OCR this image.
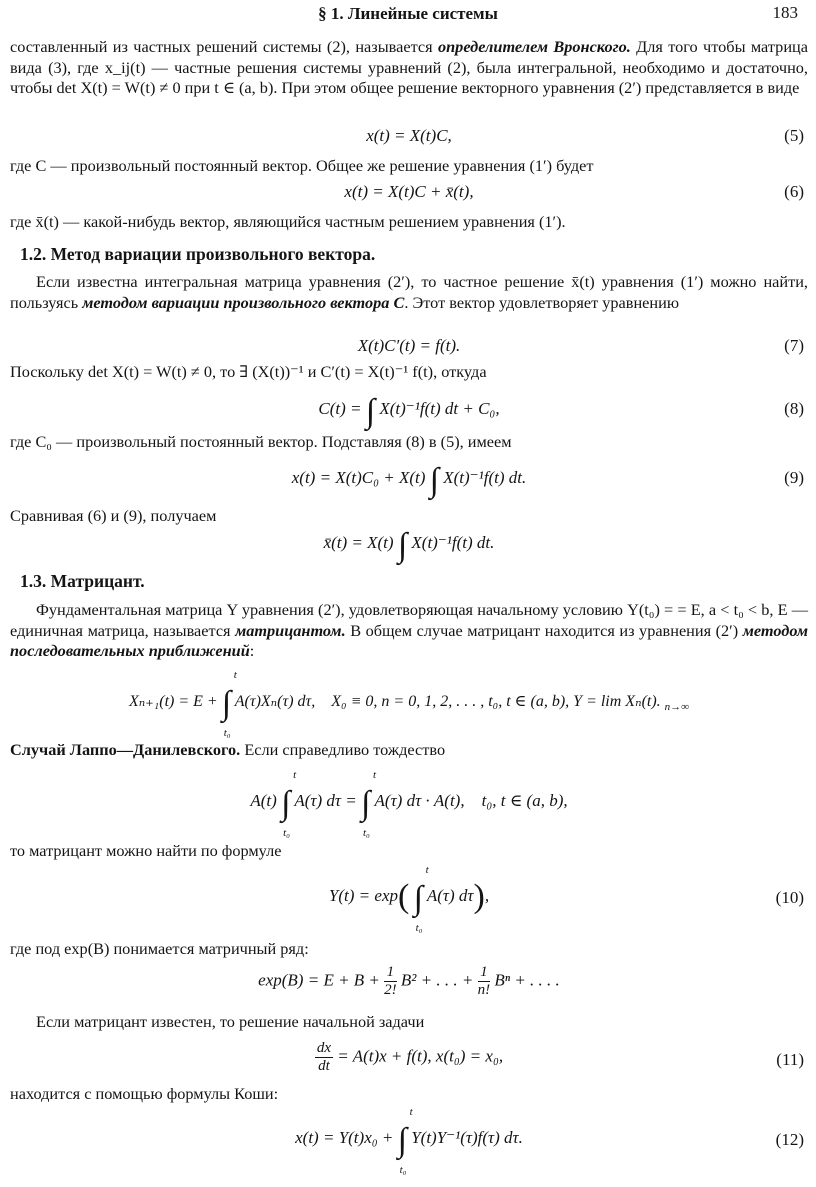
§ 1. Линейные системы	183
составленный из частных решений системы (2), называется определителем Вронского. Для того чтобы матрица вида (3), где x_ij(t) — частные решения системы уравнений (2), была интегральной, необходимо и достаточно, чтобы det X(t) = W(t) ≠ 0 при t ∈ (a, b). При этом общее решение векторного уравнения (2′) представляется в виде
x(t) = X(t)C,	(5)
где C — произвольный постоянный вектор. Общее же решение уравнения (1′) будет
x(t) = X(t)C + x̄(t),	(6)
где x̄(t) — какой-нибудь вектор, являющийся частным решением уравнения (1′).
1.2. Метод вариации произвольного вектора.
Если известна интегральная матрица уравнения (2′), то частное решение x̄(t) уравнения (1′) можно найти, пользуясь методом вариации произвольного вектора C. Этот вектор удовлетворяет уравнению
X(t)C′(t) = f(t).	(7)
Поскольку det X(t) = W(t) ≠ 0, то ∃ (X(t))⁻¹ и C′(t) = X(t)⁻¹ f(t), откуда
C(t) = ∫ X(t)⁻¹f(t) dt + C₀,	(8)
где C₀ — произвольный постоянный вектор. Подставляя (8) в (5), имеем
x(t) = X(t)C₀ + X(t) ∫ X(t)⁻¹f(t) dt.	(9)
Сравнивая (6) и (9), получаем
x̄(t) = X(t) ∫ X(t)⁻¹f(t) dt.
1.3. Матрицант.
Фундаментальная матрица Y уравнения (2′), удовлетворяющая начальному условию Y(t₀) = = E, a < t₀ < b, E — единичная матрица, называется матрицантом. В общем случае матрицант находится из уравнения (2′) методом последовательных приближений:
Xₙ₊₁(t) = E + ∫
t
t₀
A(τ)Xₙ(τ) dτ, X₀ ≡ 0, n = 0, 1, 2, . . . , t₀, t ∈ (a, b), Y = lim Xₙ(t). $_{n\to\infty}$
Случай Лаппо—Данилевского. Если справедливо тождество
A(t) ∫
t
t₀
A(τ) dτ = ∫
t
t₀
A(τ) dτ · A(t), t₀, t ∈ (a, b),
то матрицант можно найти по формуле
Y(t) = exp( ∫
t
t₀
A(τ) dτ),	(10)
где под exp(B) понимается матричный ряд:
$\exp(B) = E + B + \frac{1}{2!} B^2$ + . . . + $\frac{1}{n!}$ Bⁿ + . . . .
Если матрицант известен, то решение начальной задачи
$\frac{dx}{dt} = A(t)x + f(t)$, x(t₀) = x₀,	(11)
находится с помощью формулы Коши:
x(t) = Y(t)x₀ + ∫
t
t₀
Y(t)Y⁻¹(τ)f(τ) dτ.	(12)
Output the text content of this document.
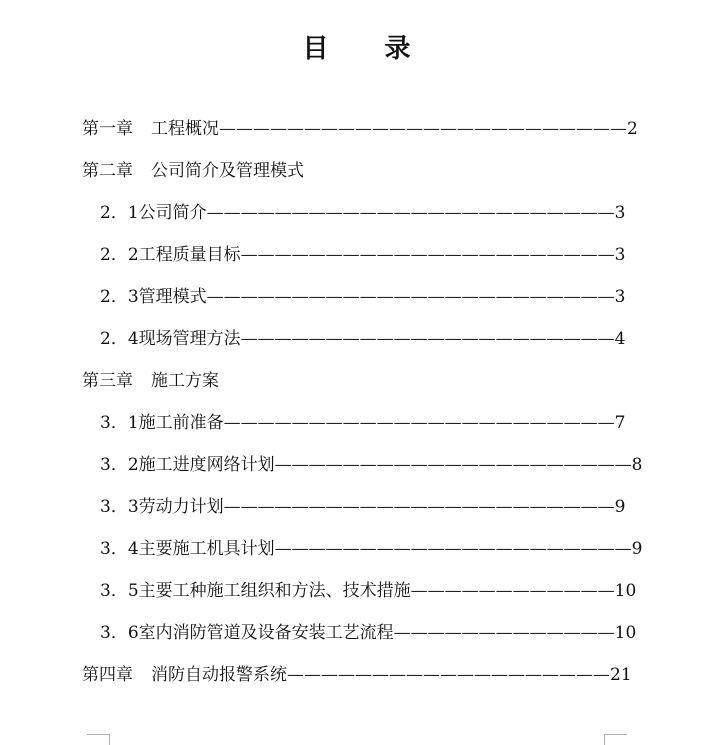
目 录
第一章 工程概况————————————————————————2
第二章 公司简介及管理模式
2．1公司简介————————————————————————3
2．2工程质量目标——————————————————————3
2．3管理模式————————————————————————3
2．4现场管理方法——————————————————————4
第三章 施工方案
3．1施工前准备———————————————————————7
3．2施工进度网络计划—————————————————————8
3．3劳动力计划———————————————————————9
3．4主要施工机具计划—————————————————————9
3．5主要工种施工组织和方法、技术措施————————————10
3．6室内消防管道及设备安装工艺流程—————————————10
第四章 消防自动报警系统———————————————————21
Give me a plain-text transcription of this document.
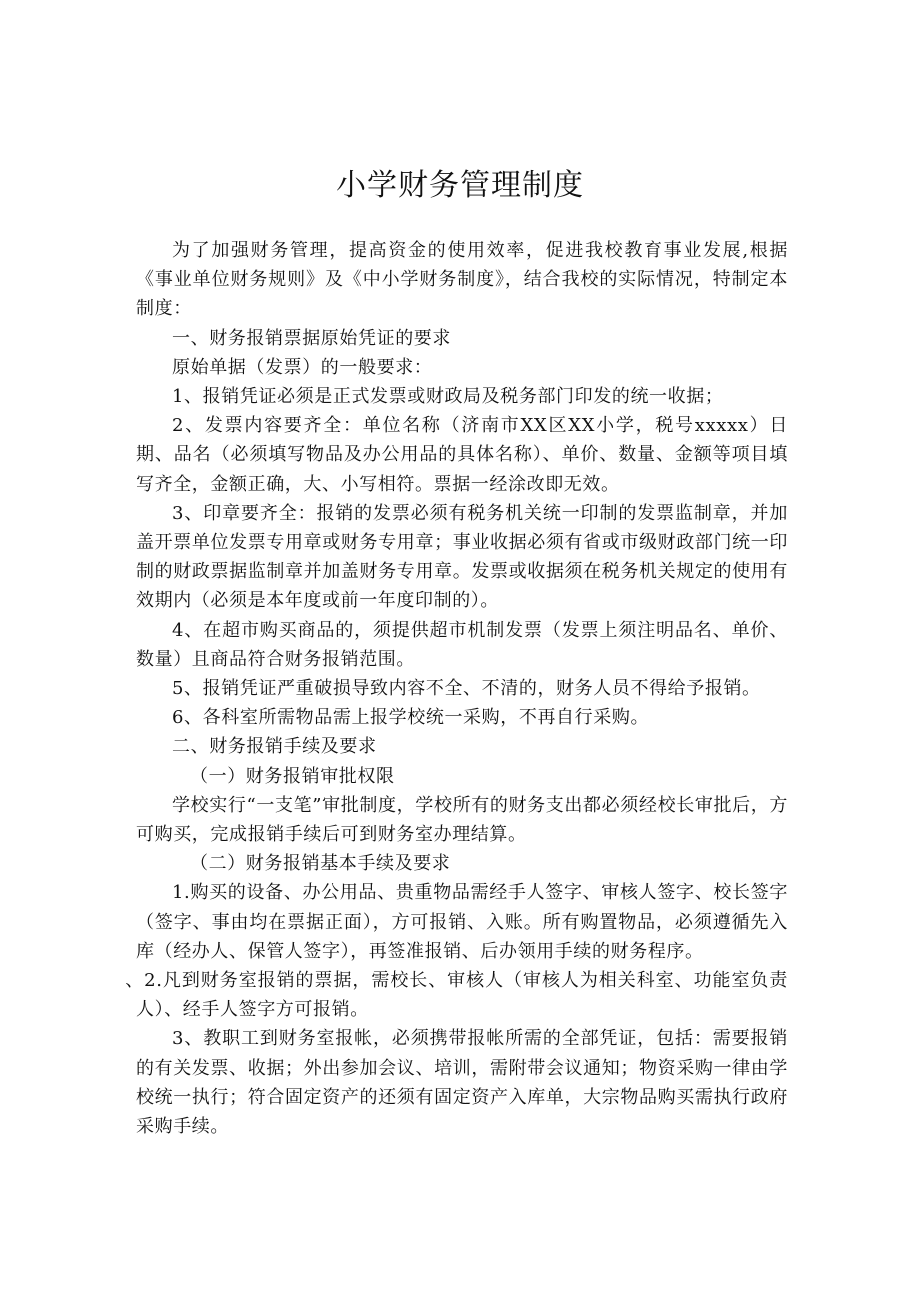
小学财务管理制度

为了加强财务管理，提高资金的使用效率，促进我校教育事业发展,根据《事业单位财务规则》及《中小学财务制度》，结合我校的实际情况，特制定本制度：

一、财务报销票据原始凭证的要求

原始单据（发票）的一般要求：

1、报销凭证必须是正式发票或财政局及税务部门印发的统一收据；

2、发票内容要齐全：单位名称（济南市XX区XX小学，税号xxxxx）日期、品名（必须填写物品及办公用品的具体名称）、单价、数量、金额等项目填写齐全，金额正确，大、小写相符。票据一经涂改即无效。

3、印章要齐全：报销的发票必须有税务机关统一印制的发票监制章，并加盖开票单位发票专用章或财务专用章；事业收据必须有省或市级财政部门统一印制的财政票据监制章并加盖财务专用章。发票或收据须在税务机关规定的使用有效期内（必须是本年度或前一年度印制的）。

4、在超市购买商品的，须提供超市机制发票（发票上须注明品名、单价、数量）且商品符合财务报销范围。

5、报销凭证严重破损导致内容不全、不清的，财务人员不得给予报销。

6、各科室所需物品需上报学校统一采购，不再自行采购。

二、财务报销手续及要求

（一）财务报销审批权限

学校实行“一支笔”审批制度，学校所有的财务支出都必须经校长审批后，方可购买，完成报销手续后可到财务室办理结算。

（二）财务报销基本手续及要求

1.购买的设备、办公用品、贵重物品需经手人签字、审核人签字、校长签字（签字、事由均在票据正面），方可报销、入账。所有购置物品，必须遵循先入库（经办人、保管人签字），再签准报销、后办领用手续的财务程序。

、2.凡到财务室报销的票据，需校长、审核人（审核人为相关科室、功能室负责人）、经手人签字方可报销。

3、教职工到财务室报帐，必须携带报帐所需的全部凭证，包括：需要报销的有关发票、收据；外出参加会议、培训，需附带会议通知；物资采购一律由学校统一执行；符合固定资产的还须有固定资产入库单，大宗物品购买需执行政府采购手续。
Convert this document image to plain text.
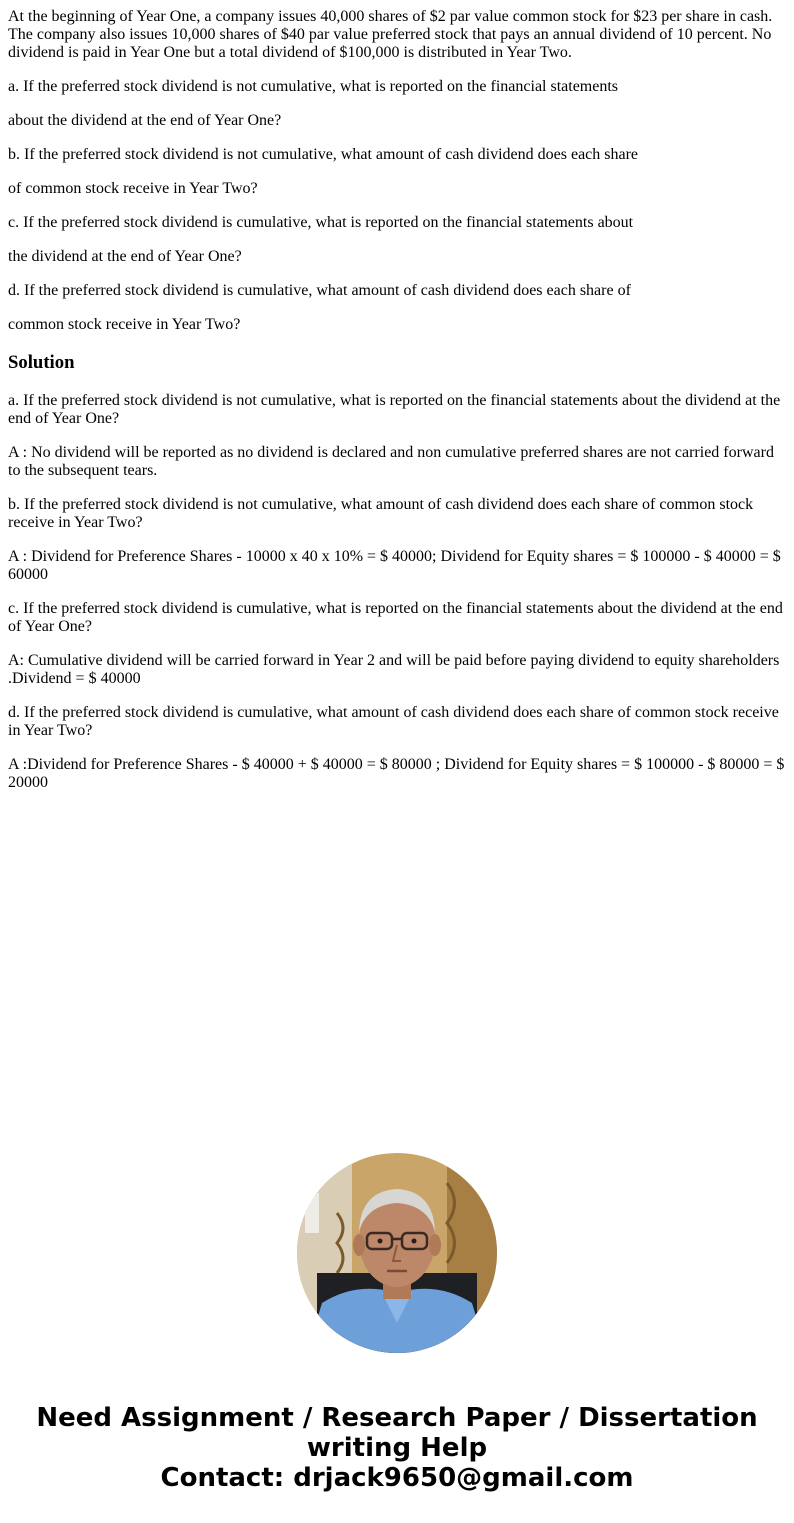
At the beginning of Year One, a company issues 40,000 shares of $2 par value common stock for $23 per share in cash. The company also issues 10,000 shares of $40 par value preferred stock that pays an annual dividend of 10 percent. No dividend is paid in Year One but a total dividend of $100,000 is distributed in Year Two.

a. If the preferred stock dividend is not cumulative, what is reported on the financial statements

about the dividend at the end of Year One?

b. If the preferred stock dividend is not cumulative, what amount of cash dividend does each share

of common stock receive in Year Two?

c. If the preferred stock dividend is cumulative, what is reported on the financial statements about

the dividend at the end of Year One?

d. If the preferred stock dividend is cumulative, what amount of cash dividend does each share of

common stock receive in Year Two?

Solution

a. If the preferred stock dividend is not cumulative, what is reported on the financial statements about the dividend at the end of Year One?

A : No dividend will be reported as no dividend is declared and non cumulative preferred shares are not carried forward to the subsequent tears.

b. If the preferred stock dividend is not cumulative, what amount of cash dividend does each share of common stock receive in Year Two?

A : Dividend for Preference Shares - 10000 x 40 x 10% = $ 40000; Dividend for Equity shares = $ 100000 - $ 40000 = $ 60000

c. If the preferred stock dividend is cumulative, what is reported on the financial statements about the dividend at the end of Year One?

A: Cumulative dividend will be carried forward in Year 2 and will be paid before paying dividend to equity shareholders .Dividend = $ 40000

d. If the preferred stock dividend is cumulative, what amount of cash dividend does each share of common stock receive in Year Two?

A :Dividend for Preference Shares - $ 40000 + $ 40000 = $ 80000 ; Dividend for Equity shares = $ 100000 - $ 80000 = $ 20000

Need Assignment / Research Paper / Dissertation
writing Help
Contact: drjack9650@gmail.com
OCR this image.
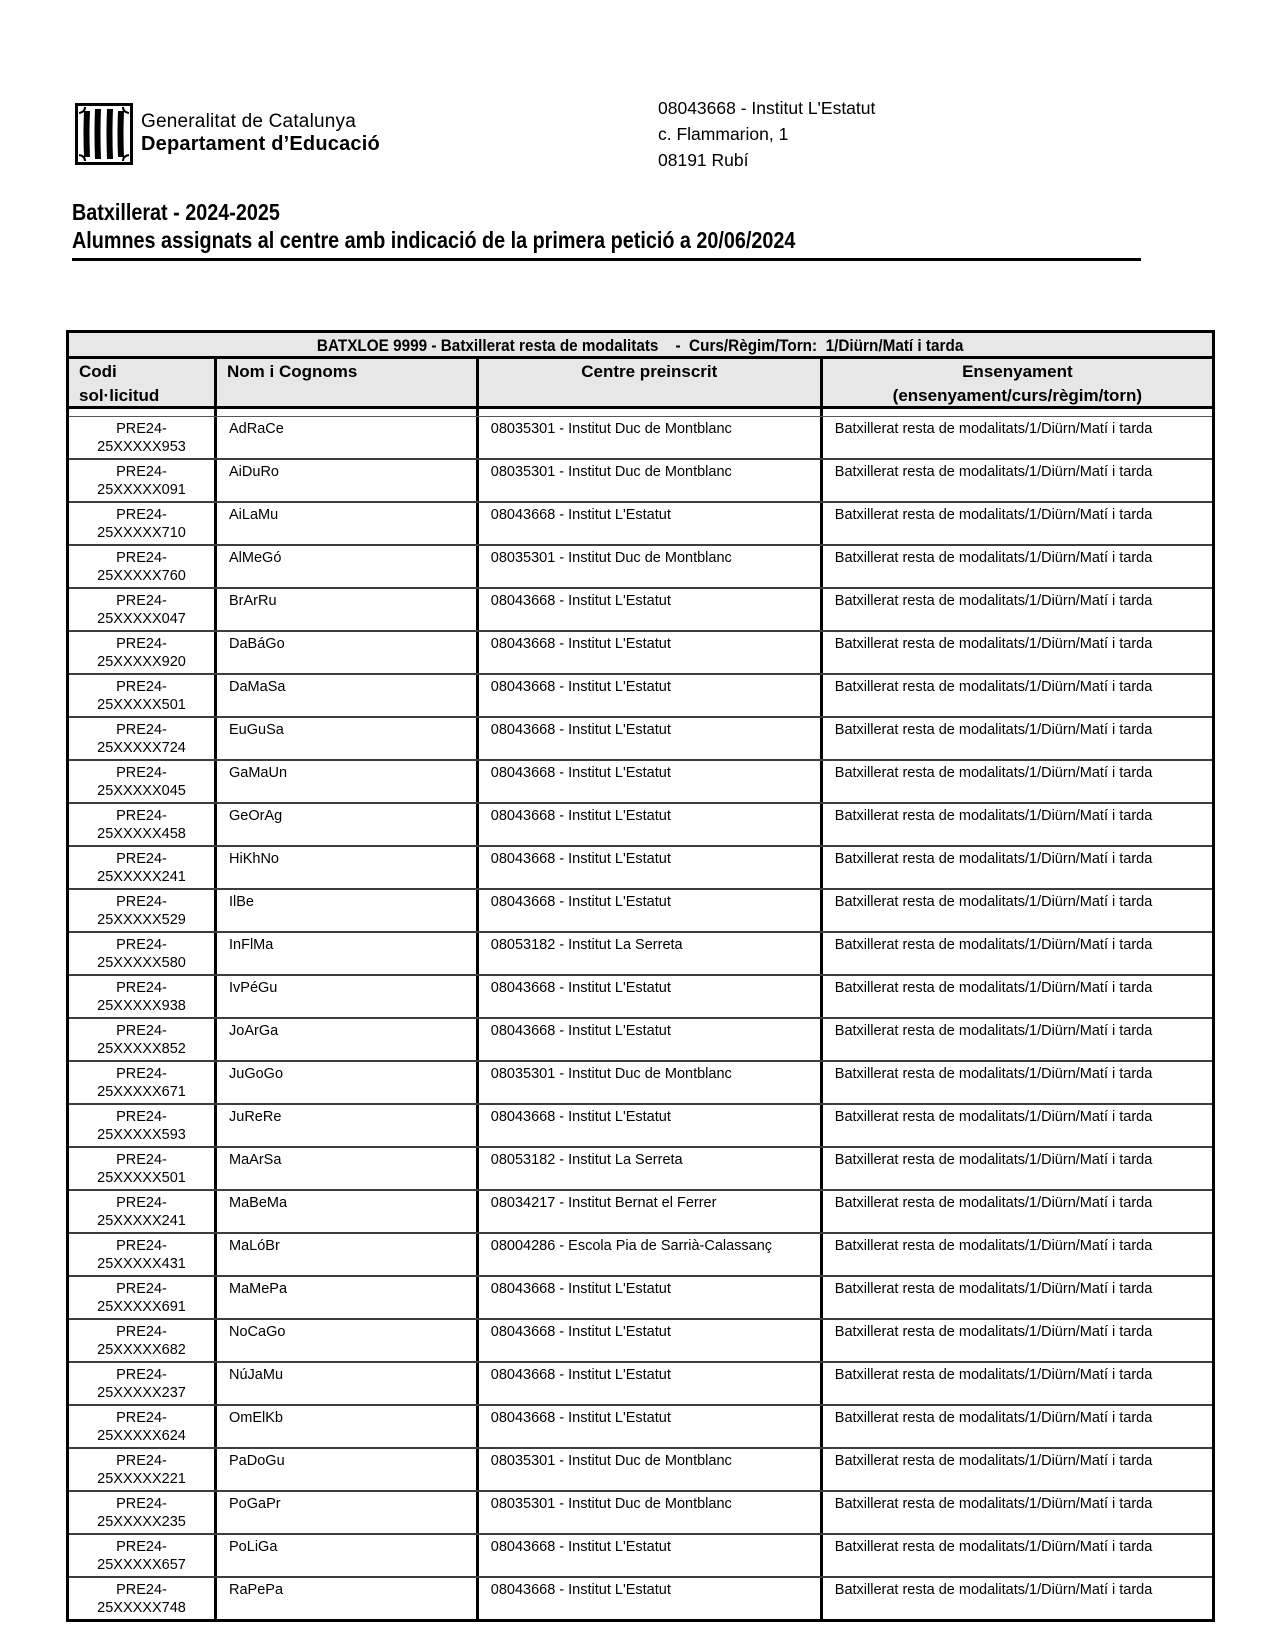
Generalitat de Catalunya
Departament d’Educació
08043668 - Institut L'Estatut
c. Flammarion, 1
08191 Rubí
Batxillerat - 2024-2025
Alumnes assignats al centre amb indicació de la primera petició a 20/06/2024
BATXLOE 9999 - Batxillerat resta de modalitats    -  Curs/Règim/Torn:  1/Diürn/Matí i tarda
Codi
sol·licitud
Nom i Cognoms	Centre preinscrit	Ensenyament
(ensenyament/curs/règim/torn)
PRE24-
25XXXXX953
AdRaCe	08035301 - Institut Duc de Montblanc	Batxillerat resta de modalitats/1/Diürn/Matí i tarda
PRE24-
25XXXXX091
AiDuRo	08035301 - Institut Duc de Montblanc	Batxillerat resta de modalitats/1/Diürn/Matí i tarda
PRE24-
25XXXXX710
AiLaMu	08043668 - Institut L'Estatut	Batxillerat resta de modalitats/1/Diürn/Matí i tarda
PRE24-
25XXXXX760
AlMeGó	08035301 - Institut Duc de Montblanc	Batxillerat resta de modalitats/1/Diürn/Matí i tarda
PRE24-
25XXXXX047
BrArRu	08043668 - Institut L'Estatut	Batxillerat resta de modalitats/1/Diürn/Matí i tarda
PRE24-
25XXXXX920
DaBáGo	08043668 - Institut L'Estatut	Batxillerat resta de modalitats/1/Diürn/Matí i tarda
PRE24-
25XXXXX501
DaMaSa	08043668 - Institut L'Estatut	Batxillerat resta de modalitats/1/Diürn/Matí i tarda
PRE24-
25XXXXX724
EuGuSa	08043668 - Institut L'Estatut	Batxillerat resta de modalitats/1/Diürn/Matí i tarda
PRE24-
25XXXXX045
GaMaUn	08043668 - Institut L'Estatut	Batxillerat resta de modalitats/1/Diürn/Matí i tarda
PRE24-
25XXXXX458
GeOrAg	08043668 - Institut L'Estatut	Batxillerat resta de modalitats/1/Diürn/Matí i tarda
PRE24-
25XXXXX241
HiKhNo	08043668 - Institut L'Estatut	Batxillerat resta de modalitats/1/Diürn/Matí i tarda
PRE24-
25XXXXX529
IlBe	08043668 - Institut L'Estatut	Batxillerat resta de modalitats/1/Diürn/Matí i tarda
PRE24-
25XXXXX580
InFlMa	08053182 - Institut La Serreta	Batxillerat resta de modalitats/1/Diürn/Matí i tarda
PRE24-
25XXXXX938
IvPéGu	08043668 - Institut L'Estatut	Batxillerat resta de modalitats/1/Diürn/Matí i tarda
PRE24-
25XXXXX852
JoArGa	08043668 - Institut L'Estatut	Batxillerat resta de modalitats/1/Diürn/Matí i tarda
PRE24-
25XXXXX671
JuGoGo	08035301 - Institut Duc de Montblanc	Batxillerat resta de modalitats/1/Diürn/Matí i tarda
PRE24-
25XXXXX593
JuReRe	08043668 - Institut L'Estatut	Batxillerat resta de modalitats/1/Diürn/Matí i tarda
PRE24-
25XXXXX501
MaArSa	08053182 - Institut La Serreta	Batxillerat resta de modalitats/1/Diürn/Matí i tarda
PRE24-
25XXXXX241
MaBeMa	08034217 - Institut Bernat el Ferrer	Batxillerat resta de modalitats/1/Diürn/Matí i tarda
PRE24-
25XXXXX431
MaLóBr	08004286 - Escola Pia de Sarrià-Calassanç	Batxillerat resta de modalitats/1/Diürn/Matí i tarda
PRE24-
25XXXXX691
MaMePa	08043668 - Institut L'Estatut	Batxillerat resta de modalitats/1/Diürn/Matí i tarda
PRE24-
25XXXXX682
NoCaGo	08043668 - Institut L'Estatut	Batxillerat resta de modalitats/1/Diürn/Matí i tarda
PRE24-
25XXXXX237
NúJaMu	08043668 - Institut L'Estatut	Batxillerat resta de modalitats/1/Diürn/Matí i tarda
PRE24-
25XXXXX624
OmElKb	08043668 - Institut L'Estatut	Batxillerat resta de modalitats/1/Diürn/Matí i tarda
PRE24-
25XXXXX221
PaDoGu	08035301 - Institut Duc de Montblanc	Batxillerat resta de modalitats/1/Diürn/Matí i tarda
PRE24-
25XXXXX235
PoGaPr	08035301 - Institut Duc de Montblanc	Batxillerat resta de modalitats/1/Diürn/Matí i tarda
PRE24-
25XXXXX657
PoLiGa	08043668 - Institut L'Estatut	Batxillerat resta de modalitats/1/Diürn/Matí i tarda
PRE24-
25XXXXX748
RaPePa	08043668 - Institut L'Estatut	Batxillerat resta de modalitats/1/Diürn/Matí i tarda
==*==
> Stated goal: Report how many lines of the listing hold the string "frac", giving only the number.

> Exercise result: 2